Task instructions:
Copy every entry word for word. Skip the pictures.

Stored items:
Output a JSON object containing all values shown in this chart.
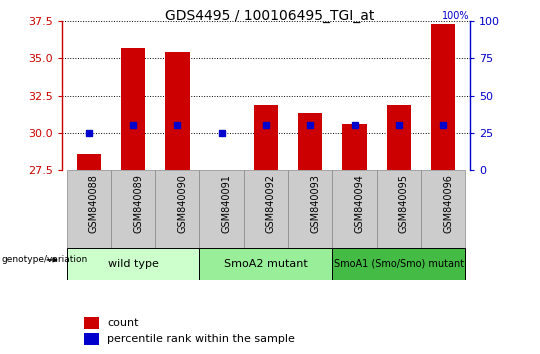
{
  "title": "GDS4495 / 100106495_TGI_at",
  "samples": [
    "GSM840088",
    "GSM840089",
    "GSM840090",
    "GSM840091",
    "GSM840092",
    "GSM840093",
    "GSM840094",
    "GSM840095",
    "GSM840096"
  ],
  "count_values": [
    28.6,
    35.7,
    35.4,
    27.5,
    31.9,
    31.3,
    30.6,
    31.9,
    37.3
  ],
  "percentile_values": [
    25,
    30,
    30,
    25,
    30,
    30,
    30,
    30,
    30
  ],
  "ylim_left": [
    27.5,
    37.5
  ],
  "ylim_right": [
    0,
    100
  ],
  "yticks_left": [
    27.5,
    30.0,
    32.5,
    35.0,
    37.5
  ],
  "yticks_right": [
    0,
    25,
    50,
    75,
    100
  ],
  "groups": [
    {
      "label": "wild type",
      "indices": [
        0,
        1,
        2
      ],
      "color": "#ccffcc"
    },
    {
      "label": "SmoA2 mutant",
      "indices": [
        3,
        4,
        5
      ],
      "color": "#99ee99"
    },
    {
      "label": "SmoA1 (Smo/Smo) mutant",
      "indices": [
        6,
        7,
        8
      ],
      "color": "#44bb44"
    }
  ],
  "bar_color": "#cc0000",
  "dot_color": "#0000cc",
  "bar_bottom": 27.5,
  "legend_items": [
    "count",
    "percentile rank within the sample"
  ],
  "legend_colors": [
    "#cc0000",
    "#0000cc"
  ]
}
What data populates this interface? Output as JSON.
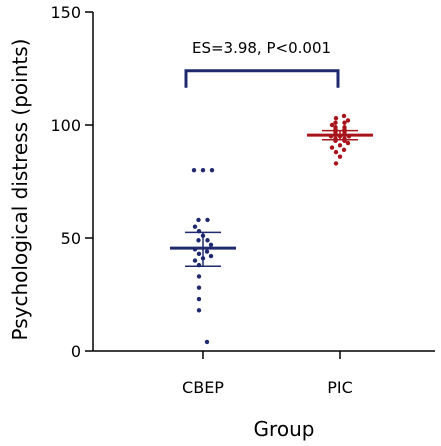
{
  "chart_data": {
    "type": "scatter",
    "subtype": "dot-plot with mean and error bars",
    "xlabel": "Group",
    "ylabel": "Psychological distress (points)",
    "ylim": [
      0,
      150
    ],
    "yticks": [
      0,
      50,
      100,
      150
    ],
    "categories": [
      "CBEP",
      "PIC"
    ],
    "grid": false,
    "series": [
      {
        "category": "CBEP",
        "color": "#1f2a6e",
        "mean": 45.5,
        "error_low": 37.5,
        "error_high": 52.5,
        "points": [
          80,
          80,
          80,
          58,
          58,
          55,
          53,
          51,
          49,
          49,
          47,
          45,
          44,
          43,
          42,
          41,
          40,
          38,
          33,
          28,
          23,
          18,
          4
        ]
      },
      {
        "category": "PIC",
        "color": "#a8141b",
        "mean": 95.5,
        "error_low": 93.5,
        "error_high": 97.5,
        "points": [
          104,
          103,
          102,
          101,
          101,
          100,
          99,
          99,
          98,
          98,
          97,
          97,
          96,
          96,
          95,
          95,
          95,
          94,
          94,
          93,
          93,
          92,
          91,
          90,
          89,
          88,
          86,
          83
        ]
      }
    ],
    "annotation": {
      "text": "ES=3.98, P<0.001",
      "bracket_color": "#1f2a6e",
      "bracket_y": 120
    }
  }
}
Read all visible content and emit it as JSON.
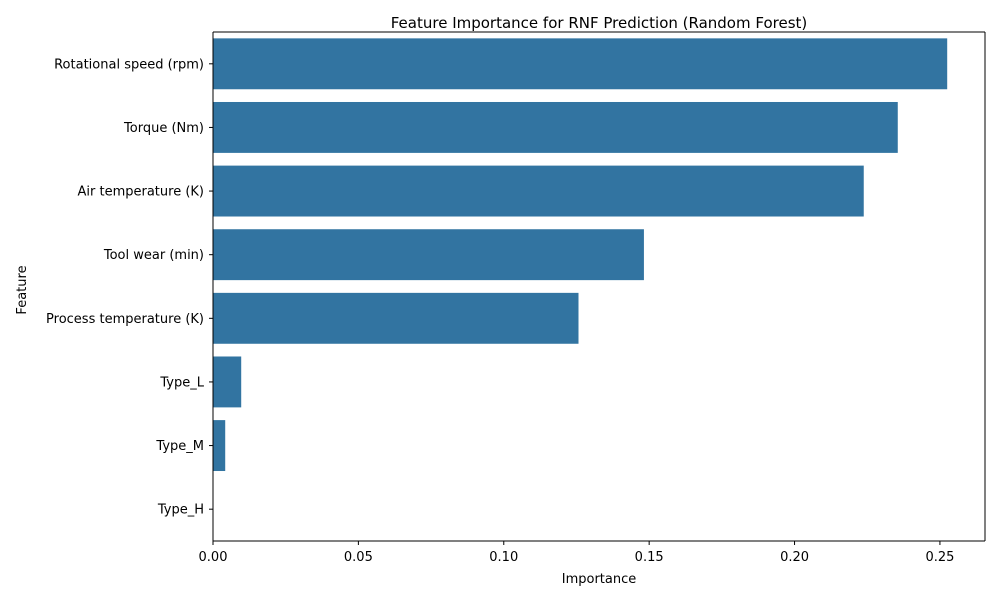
{
  "chart_data": {
    "type": "bar",
    "orientation": "horizontal",
    "title": "Feature Importance for RNF Prediction (Random Forest)",
    "xlabel": "Importance",
    "ylabel": "Feature",
    "categories": [
      "Rotational speed (rpm)",
      "Torque (Nm)",
      "Air temperature (K)",
      "Tool wear (min)",
      "Process temperature (K)",
      "Type_L",
      "Type_M",
      "Type_H"
    ],
    "values": [
      0.2525,
      0.2355,
      0.2238,
      0.1482,
      0.1257,
      0.0097,
      0.0042,
      0.0
    ],
    "xlim": [
      0,
      0.2655
    ],
    "xticks": [
      0.0,
      0.05,
      0.1,
      0.15,
      0.2,
      0.25
    ],
    "xtick_labels": [
      "0.00",
      "0.05",
      "0.10",
      "0.15",
      "0.20",
      "0.25"
    ],
    "grid": false,
    "bar_color": "#3274a1"
  }
}
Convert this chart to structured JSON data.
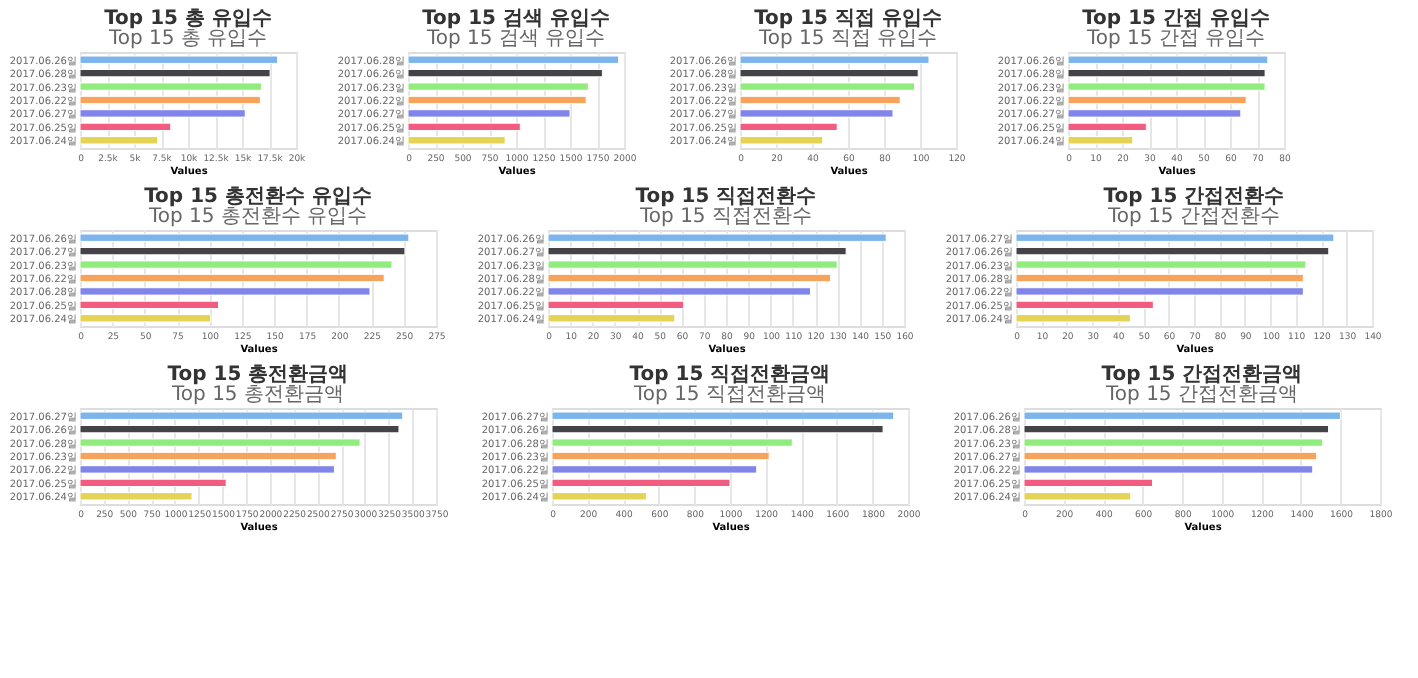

The solution:
Output a JSON object containing all values shown in this chart.
{
  "title": "GDS4495 / 100106495_TGI_at",
  "samples": [
    "GSM840088",
    "GSM840089",
    "GSM840090",
    "GSM840091",
    "GSM840092",
    "GSM840093",
    "GSM840094",
    "GSM840095",
    "GSM840096"
  ],
  "count_values": [
    28.6,
    35.7,
    35.4,
    27.5,
    31.9,
    31.3,
    30.6,
    31.9,
    37.3
  ],
  "percentile_values": [
    25,
    30,
    30,
    25,
    30,
    30,
    30,
    30,
    30
  ],
  "ylim_left": [
    27.5,
    37.5
  ],
  "ylim_right": [
    0,
    100
  ],
  "yticks_left": [
    27.5,
    30.0,
    32.5,
    35.0,
    37.5
  ],
  "yticks_right": [
    0,
    25,
    50,
    75,
    100
  ],
  "groups": [
    {
      "label": "wild type",
      "indices": [
        0,
        1,
        2
      ],
      "color": "#ccffcc"
    },
    {
      "label": "SmoA2 mutant",
      "indices": [
        3,
        4,
        5
      ],
      "color": "#99ee99"
    },
    {
      "label": "SmoA1 (Smo/Smo) mutant",
      "indices": [
        6,
        7,
        8
      ],
      "color": "#44bb44"
    }
  ],
  "bar_color": "#cc0000",
  "dot_color": "#0000cc",
  "bar_bottom": 27.5,
  "legend_items": [
    "count",
    "percentile rank within the sample"
  ],
  "legend_colors": [
    "#cc0000",
    "#0000cc"
  ]
}
What data populates this interface? Output as JSON.
{
  "chart_data": {
    "type": "scatter",
    "subtype": "dot-plot with mean and error bars",
    "xlabel": "Group",
    "ylabel": "Psychological distress (points)",
    "ylim": [
      0,
      150
    ],
    "yticks": [
      0,
      50,
      100,
      150
    ],
    "categories": [
      "CBEP",
      "PIC"
    ],
    "grid": false,
    "series": [
      {
        "category": "CBEP",
        "color": "#1f2a6e",
        "mean": 45.5,
        "error_low": 37.5,
        "error_high": 52.5,
        "points": [
          80,
          80,
          80,
          58,
          58,
          55,
          53,
          51,
          49,
          49,
          47,
          45,
          44,
          43,
          42,
          41,
          40,
          38,
          33,
          28,
          23,
          18,
          4
        ]
      },
      {
        "category": "PIC",
        "color": "#a8141b",
        "mean": 95.5,
        "error_low": 93.5,
        "error_high": 97.5,
        "points": [
          104,
          103,
          102,
          101,
          101,
          100,
          99,
          99,
          98,
          98,
          97,
          97,
          96,
          96,
          95,
          95,
          95,
          94,
          94,
          93,
          93,
          92,
          91,
          90,
          89,
          88,
          86,
          83
        ]
      }
    ],
    "annotation": {
      "text": "ES=3.98, P<0.001",
      "bracket_color": "#1f2a6e",
      "bracket_y": 120
    }
  }
}
Read all visible content and emit it as JSON.
{
  "chart_data": {
    "type": "bar",
    "orientation": "horizontal",
    "title": "Feature Importance for RNF Prediction (Random Forest)",
    "xlabel": "Importance",
    "ylabel": "Feature",
    "categories": [
      "Rotational speed (rpm)",
      "Torque (Nm)",
      "Air temperature (K)",
      "Tool wear (min)",
      "Process temperature (K)",
      "Type_L",
      "Type_M",
      "Type_H"
    ],
    "values": [
      0.2525,
      0.2355,
      0.2238,
      0.1482,
      0.1257,
      0.0097,
      0.0042,
      0.0
    ],
    "xlim": [
      0,
      0.2655
    ],
    "xticks": [
      0.0,
      0.05,
      0.1,
      0.15,
      0.2,
      0.25
    ],
    "xtick_labels": [
      "0.00",
      "0.05",
      "0.10",
      "0.15",
      "0.20",
      "0.25"
    ],
    "grid": false,
    "bar_color": "#3274a1"
  }
}
Convert this chart to structured JSON data.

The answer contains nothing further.